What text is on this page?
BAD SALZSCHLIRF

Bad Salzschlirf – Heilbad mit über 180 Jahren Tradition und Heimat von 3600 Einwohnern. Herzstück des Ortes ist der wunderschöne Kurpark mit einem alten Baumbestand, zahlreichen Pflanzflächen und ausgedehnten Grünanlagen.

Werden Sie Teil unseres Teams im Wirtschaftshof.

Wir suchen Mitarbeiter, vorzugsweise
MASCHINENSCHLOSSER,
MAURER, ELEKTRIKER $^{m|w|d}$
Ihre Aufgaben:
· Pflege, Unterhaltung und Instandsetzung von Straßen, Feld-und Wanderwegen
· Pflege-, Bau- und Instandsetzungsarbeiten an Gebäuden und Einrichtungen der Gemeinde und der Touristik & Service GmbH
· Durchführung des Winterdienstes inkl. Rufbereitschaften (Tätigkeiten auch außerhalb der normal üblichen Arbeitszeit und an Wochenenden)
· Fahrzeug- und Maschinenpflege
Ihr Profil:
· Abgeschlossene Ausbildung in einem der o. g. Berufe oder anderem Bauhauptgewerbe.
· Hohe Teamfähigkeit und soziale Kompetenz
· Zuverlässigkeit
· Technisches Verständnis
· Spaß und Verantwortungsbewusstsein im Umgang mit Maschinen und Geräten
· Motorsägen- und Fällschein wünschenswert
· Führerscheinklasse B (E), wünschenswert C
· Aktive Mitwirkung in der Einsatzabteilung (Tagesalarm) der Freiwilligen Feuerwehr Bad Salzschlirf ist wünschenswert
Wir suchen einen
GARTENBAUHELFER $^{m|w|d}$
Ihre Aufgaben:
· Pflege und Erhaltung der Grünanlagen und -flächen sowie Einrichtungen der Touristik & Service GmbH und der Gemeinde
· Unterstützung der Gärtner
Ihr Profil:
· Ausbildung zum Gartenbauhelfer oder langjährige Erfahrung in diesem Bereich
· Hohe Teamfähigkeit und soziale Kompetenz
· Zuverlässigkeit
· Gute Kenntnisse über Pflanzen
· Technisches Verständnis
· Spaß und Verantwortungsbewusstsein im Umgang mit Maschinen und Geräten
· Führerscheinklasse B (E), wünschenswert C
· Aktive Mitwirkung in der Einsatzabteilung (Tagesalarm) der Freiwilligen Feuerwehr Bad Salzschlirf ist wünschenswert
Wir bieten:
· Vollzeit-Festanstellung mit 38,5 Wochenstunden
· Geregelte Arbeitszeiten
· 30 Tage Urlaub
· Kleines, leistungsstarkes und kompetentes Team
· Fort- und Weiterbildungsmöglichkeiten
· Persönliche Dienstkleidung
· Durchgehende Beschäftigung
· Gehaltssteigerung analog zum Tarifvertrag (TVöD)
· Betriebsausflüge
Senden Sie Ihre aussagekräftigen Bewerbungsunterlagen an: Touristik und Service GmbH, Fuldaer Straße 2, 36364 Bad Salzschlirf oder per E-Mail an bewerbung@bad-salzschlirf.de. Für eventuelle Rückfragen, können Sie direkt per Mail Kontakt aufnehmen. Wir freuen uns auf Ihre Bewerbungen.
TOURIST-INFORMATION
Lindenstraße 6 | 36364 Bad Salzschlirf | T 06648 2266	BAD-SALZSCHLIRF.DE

Exercise requirements>
Transcribe all lines as written.

Written answer>
What text is on this page?
BAD SALZSCHLIRF

Bad Salzschlirf – Heilbad mit über 180 Jahren Tradition und Heimat von 3600 Einwohnern. Herzstück des Ortes ist der wunderschöne Kurpark mit einem alten Baumbestand, zahlreichen Pflanzflächen und ausgedehnten Grünanlagen.

Werden Sie Teil unseres Teams im Wirtschaftshof.

Wir suchen Mitarbeiter, vorzugsweise
MASCHINENSCHLOSSER,
MAURER, ELEKTRIKER $^{m|w|d}$
Ihre Aufgaben:
· Pflege, Unterhaltung und Instandsetzung von Straßen, Feld-und Wanderwegen
· Pflege-, Bau- und Instandsetzungsarbeiten an Gebäuden und Einrichtungen der Gemeinde und der Touristik & Service GmbH
· Durchführung des Winterdienstes inkl. Rufbereitschaften (Tätigkeiten auch außerhalb der normal üblichen Arbeitszeit und an Wochenenden)
· Fahrzeug- und Maschinenpflege
Ihr Profil:
· Abgeschlossene Ausbildung in einem der o. g. Berufe oder anderem Bauhauptgewerbe.
· Hohe Teamfähigkeit und soziale Kompetenz
· Zuverlässigkeit
· Technisches Verständnis
· Spaß und Verantwortungsbewusstsein im Umgang mit Maschinen und Geräten
· Motorsägen- und Fällschein wünschenswert
· Führerscheinklasse B (E), wünschenswert C
· Aktive Mitwirkung in der Einsatzabteilung (Tagesalarm) der Freiwilligen Feuerwehr Bad Salzschlirf ist wünschenswert
Wir suchen einen
GARTENBAUHELFER $^{m|w|d}$
Ihre Aufgaben:
· Pflege und Erhaltung der Grünanlagen und -flächen sowie Einrichtungen der Touristik & Service GmbH und der Gemeinde
· Unterstützung der Gärtner
Ihr Profil:
· Ausbildung zum Gartenbauhelfer oder langjährige Erfahrung in diesem Bereich
· Hohe Teamfähigkeit und soziale Kompetenz
· Zuverlässigkeit
· Gute Kenntnisse über Pflanzen
· Technisches Verständnis
· Spaß und Verantwortungsbewusstsein im Umgang mit Maschinen und Geräten
· Führerscheinklasse B (E), wünschenswert C
· Aktive Mitwirkung in der Einsatzabteilung (Tagesalarm) der Freiwilligen Feuerwehr Bad Salzschlirf ist wünschenswert
Wir bieten:
· Vollzeit-Festanstellung mit 38,5 Wochenstunden
· Geregelte Arbeitszeiten
· 30 Tage Urlaub
· Kleines, leistungsstarkes und kompetentes Team
· Fort- und Weiterbildungsmöglichkeiten
· Persönliche Dienstkleidung
· Durchgehende Beschäftigung
· Gehaltssteigerung analog zum Tarifvertrag (TVöD)
· Betriebsausflüge
Senden Sie Ihre aussagekräftigen Bewerbungsunterlagen an: Touristik und Service GmbH, Fuldaer Straße 2, 36364 Bad Salzschlirf oder per E-Mail an bewerbung@bad-salzschlirf.de. Für eventuelle Rückfragen, können Sie direkt per Mail Kontakt aufnehmen. Wir freuen uns auf Ihre Bewerbungen.
TOURIST-INFORMATION
Lindenstraße 6 | 36364 Bad Salzschlirf | T 06648 2266	BAD-SALZSCHLIRF.DE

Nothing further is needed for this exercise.